§ ENTRIES SUPPLIED:

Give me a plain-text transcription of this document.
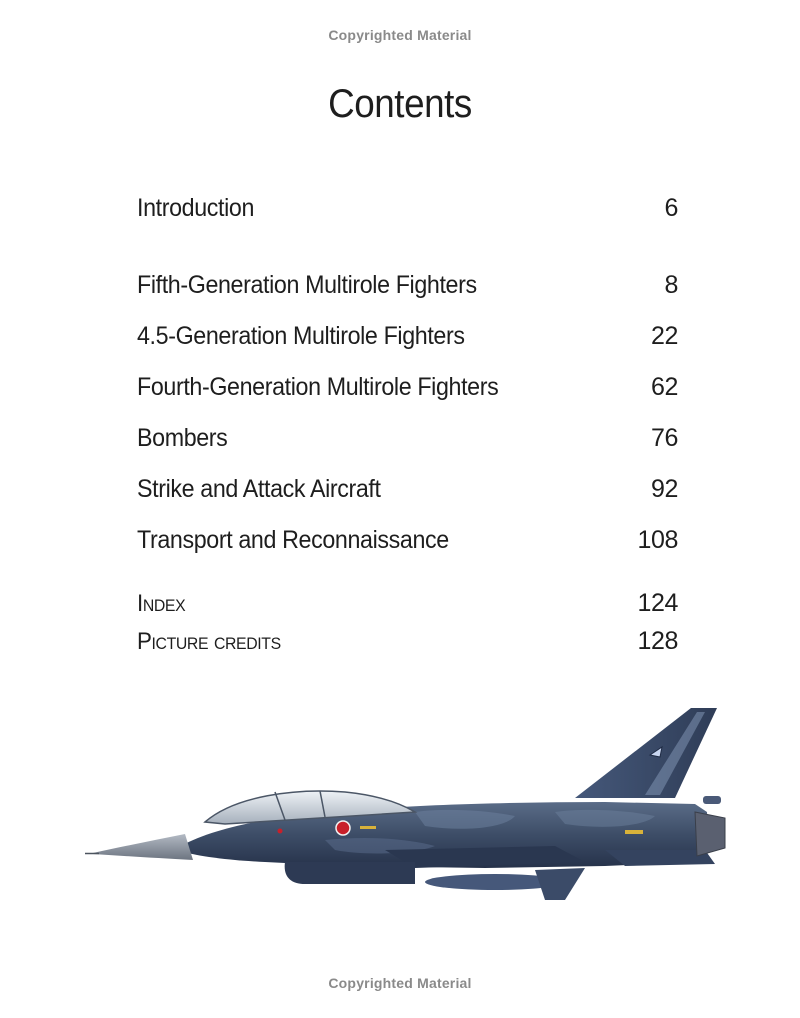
Copyrighted Material
Contents
Introduction	6
Fifth-Generation Multirole Fighters	8
4.5-Generation Multirole Fighters	22
Fourth-Generation Multirole Fighters	62
Bombers	76
Strike and Attack Aircraft	92
Transport and Reconnaissance	108
Index	124
Picture credits	128
Copyrighted Material
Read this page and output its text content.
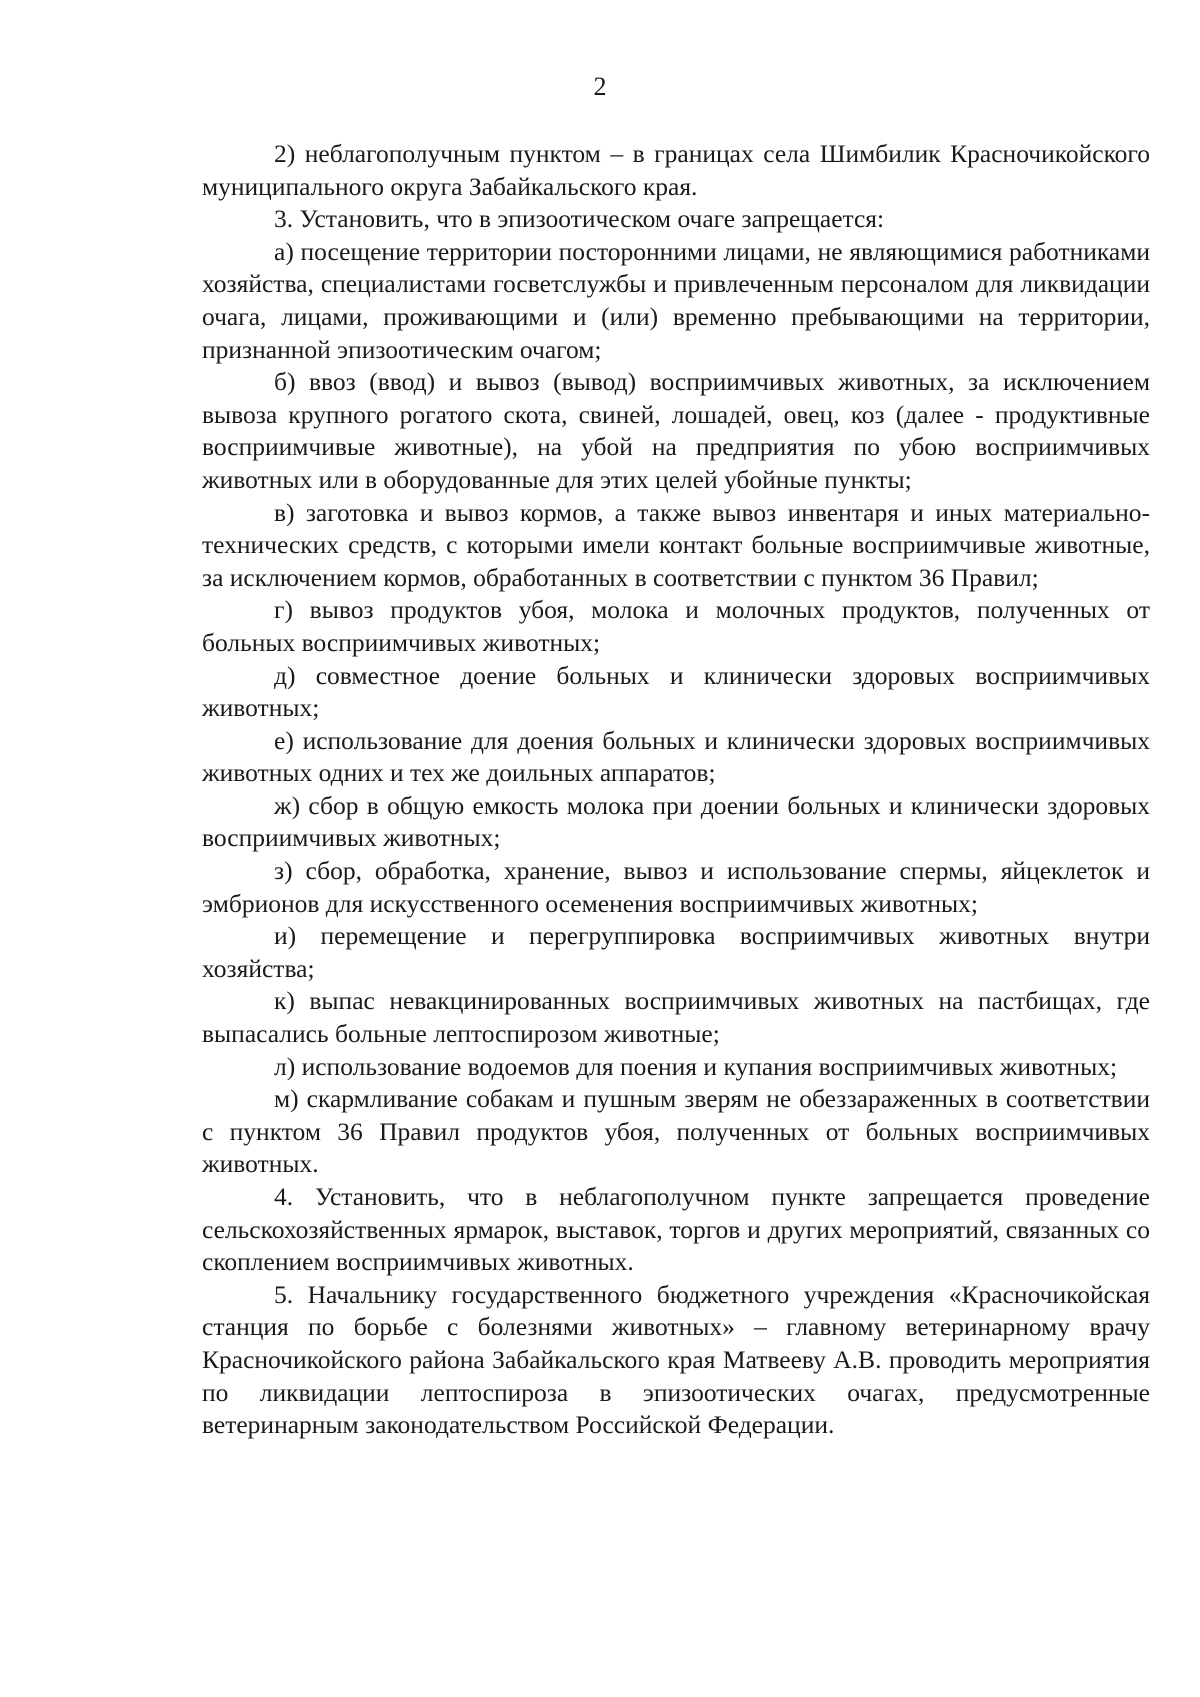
2

2) неблагополучным пунктом – в границах села Шимбилик Красночикойского муниципального округа Забайкальского края.

3. Установить, что в эпизоотическом очаге запрещается:

а) посещение территории посторонними лицами, не являющимися работниками хозяйства, специалистами госветслужбы и привлеченным персоналом для ликвидации очага, лицами, проживающими и (или) временно пребывающими на территории, признанной эпизоотическим очагом;

б) ввоз (ввод) и вывоз (вывод) восприимчивых животных, за исключением вывоза крупного рогатого скота, свиней, лошадей, овец, коз (далее - продуктивные восприимчивые животные), на убой на предприятия по убою восприимчивых животных или в оборудованные для этих целей убойные пункты;

в) заготовка и вывоз кормов, а также вывоз инвентаря и иных материально-технических средств, с которыми имели контакт больные восприимчивые животные, за исключением кормов, обработанных в соответствии с пунктом 36 Правил;

г) вывоз продуктов убоя, молока и молочных продуктов, полученных от больных восприимчивых животных;

д) совместное доение больных и клинически здоровых восприимчивых животных;

е) использование для доения больных и клинически здоровых восприимчивых животных одних и тех же доильных аппаратов;

ж) сбор в общую емкость молока при доении больных и клинически здоровых восприимчивых животных;

з) сбор, обработка, хранение, вывоз и использование спермы, яйцеклеток и эмбрионов для искусственного осеменения восприимчивых животных;

и) перемещение и перегруппировка восприимчивых животных внутри хозяйства;

к) выпас невакцинированных восприимчивых животных на пастбищах, где выпасались больные лептоспирозом животные;

л) использование водоемов для поения и купания восприимчивых животных;

м) скармливание собакам и пушным зверям не обеззараженных в соответствии с пунктом 36 Правил продуктов убоя, полученных от больных восприимчивых животных.

4. Установить, что в неблагополучном пункте запрещается проведение сельскохозяйственных ярмарок, выставок, торгов и других мероприятий, связанных со скоплением восприимчивых животных.

5. Начальнику государственного бюджетного учреждения «Красночикойская станция по борьбе с болезнями животных» – главному ветеринарному врачу Красночикойского района Забайкальского края Матвееву А.В. проводить мероприятия по ликвидации лептоспироза в эпизоотических очагах, предусмотренные ветеринарным законодательством Российской Федерации.
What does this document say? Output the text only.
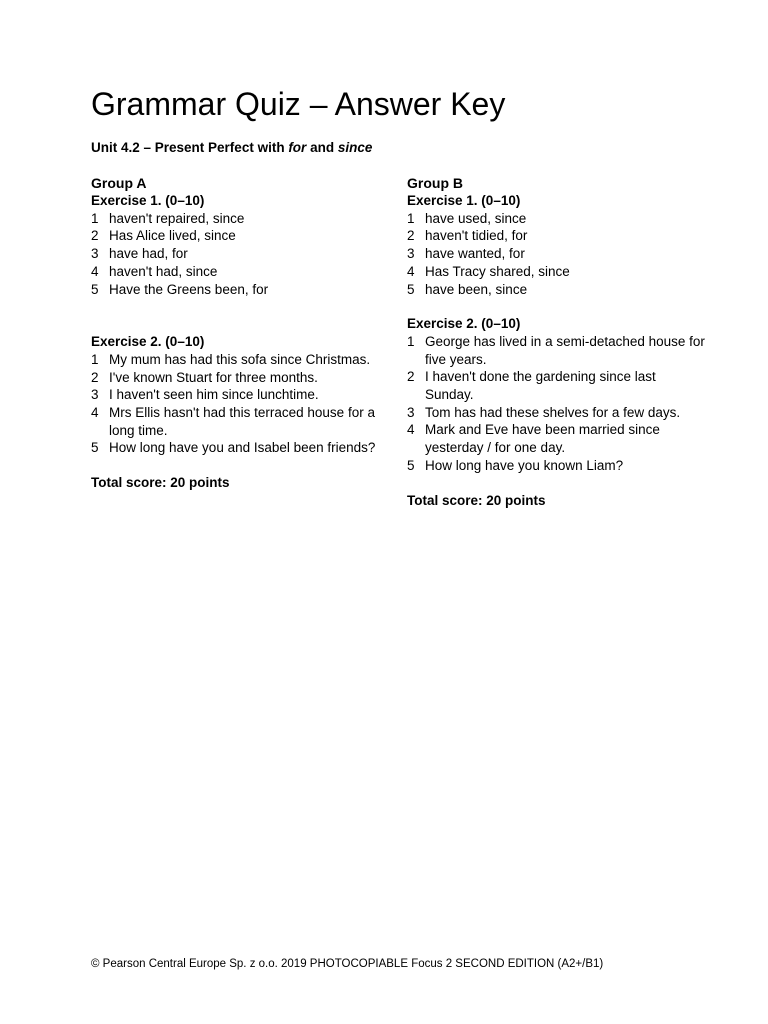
Grammar Quiz – Answer Key
Unit 4.2 – Present Perfect with for and since
Group A
Exercise 1. (0–10)
1 haven't repaired, since
2 Has Alice lived, since
3 have had, for
4 haven't had, since
5 Have the Greens been, for
Exercise 2. (0–10)
1 My mum has had this sofa since Christmas.
2 I've known Stuart for three months.
3 I haven't seen him since lunchtime.
4 Mrs Ellis hasn't had this terraced house for a long time.
5 How long have you and Isabel been friends?
Total score: 20 points
Group B
Exercise 1. (0–10)
1 have used, since
2 haven't tidied, for
3 have wanted, for
4 Has Tracy shared, since
5 have been, since
Exercise 2. (0–10)
1 George has lived in a semi-detached house for five years.
2 I haven't done the gardening since last Sunday.
3 Tom has had these shelves for a few days.
4 Mark and Eve have been married since yesterday / for one day.
5 How long have you known Liam?
Total score: 20 points
© Pearson Central Europe Sp. z o.o. 2019 PHOTOCOPIABLE Focus 2 SECOND EDITION (A2+/B1)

§ EXERCISE DIRECTIONS:
Pictures excluded, quote all the data above exactly.

§ EXERCISE SOLUTION:
Give me a plain-text transcription of this document.
Copyrighted Material
Contents
Introduction	6
Fifth-Generation Multirole Fighters	8
4.5-Generation Multirole Fighters	22
Fourth-Generation Multirole Fighters	62
Bombers	76
Strike and Attack Aircraft	92
Transport and Reconnaissance	108
Index	124
Picture credits	128
Copyrighted Material
Read this page and output its text content.
2

2) неблагополучным пунктом – в границах села Шимбилик Красночикойского муниципального округа Забайкальского края.

3. Установить, что в эпизоотическом очаге запрещается:

а) посещение территории посторонними лицами, не являющимися работниками хозяйства, специалистами госветслужбы и привлеченным персоналом для ликвидации очага, лицами, проживающими и (или) временно пребывающими на территории, признанной эпизоотическим очагом;

б) ввоз (ввод) и вывоз (вывод) восприимчивых животных, за исключением вывоза крупного рогатого скота, свиней, лошадей, овец, коз (далее - продуктивные восприимчивые животные), на убой на предприятия по убою восприимчивых животных или в оборудованные для этих целей убойные пункты;

в) заготовка и вывоз кормов, а также вывоз инвентаря и иных материально-технических средств, с которыми имели контакт больные восприимчивые животные, за исключением кормов, обработанных в соответствии с пунктом 36 Правил;

г) вывоз продуктов убоя, молока и молочных продуктов, полученных от больных восприимчивых животных;

д) совместное доение больных и клинически здоровых восприимчивых животных;

е) использование для доения больных и клинически здоровых восприимчивых животных одних и тех же доильных аппаратов;

ж) сбор в общую емкость молока при доении больных и клинически здоровых восприимчивых животных;

з) сбор, обработка, хранение, вывоз и использование спермы, яйцеклеток и эмбрионов для искусственного осеменения восприимчивых животных;

и) перемещение и перегруппировка восприимчивых животных внутри хозяйства;

к) выпас невакцинированных восприимчивых животных на пастбищах, где выпасались больные лептоспирозом животные;

л) использование водоемов для поения и купания восприимчивых животных;

м) скармливание собакам и пушным зверям не обеззараженных в соответствии с пунктом 36 Правил продуктов убоя, полученных от больных восприимчивых животных.

4. Установить, что в неблагополучном пункте запрещается проведение сельскохозяйственных ярмарок, выставок, торгов и других мероприятий, связанных со скоплением восприимчивых животных.

5. Начальнику государственного бюджетного учреждения «Красночикойская станция по борьбе с болезнями животных» – главному ветеринарному врачу Красночикойского района Забайкальского края Матвееву А.В. проводить мероприятия по ликвидации лептоспироза в эпизоотических очагах, предусмотренные ветеринарным законодательством Российской Федерации.
What does this document say? Output the text only.
Grammar Quiz – Answer Key
Unit 4.2 – Present Perfect with for and since
Group A
Exercise 1. (0–10)
1 haven't repaired, since
2 Has Alice lived, since
3 have had, for
4 haven't had, since
5 Have the Greens been, for
Exercise 2. (0–10)
1 My mum has had this sofa since Christmas.
2 I've known Stuart for three months.
3 I haven't seen him since lunchtime.
4 Mrs Ellis hasn't had this terraced house for a long time.
5 How long have you and Isabel been friends?
Total score: 20 points
Group B
Exercise 1. (0–10)
1 have used, since
2 haven't tidied, for
3 have wanted, for
4 Has Tracy shared, since
5 have been, since
Exercise 2. (0–10)
1 George has lived in a semi-detached house for five years.
2 I haven't done the gardening since last Sunday.
3 Tom has had these shelves for a few days.
4 Mark and Eve have been married since yesterday / for one day.
5 How long have you known Liam?
Total score: 20 points
© Pearson Central Europe Sp. z o.o. 2019 PHOTOCOPIABLE Focus 2 SECOND EDITION (A2+/B1)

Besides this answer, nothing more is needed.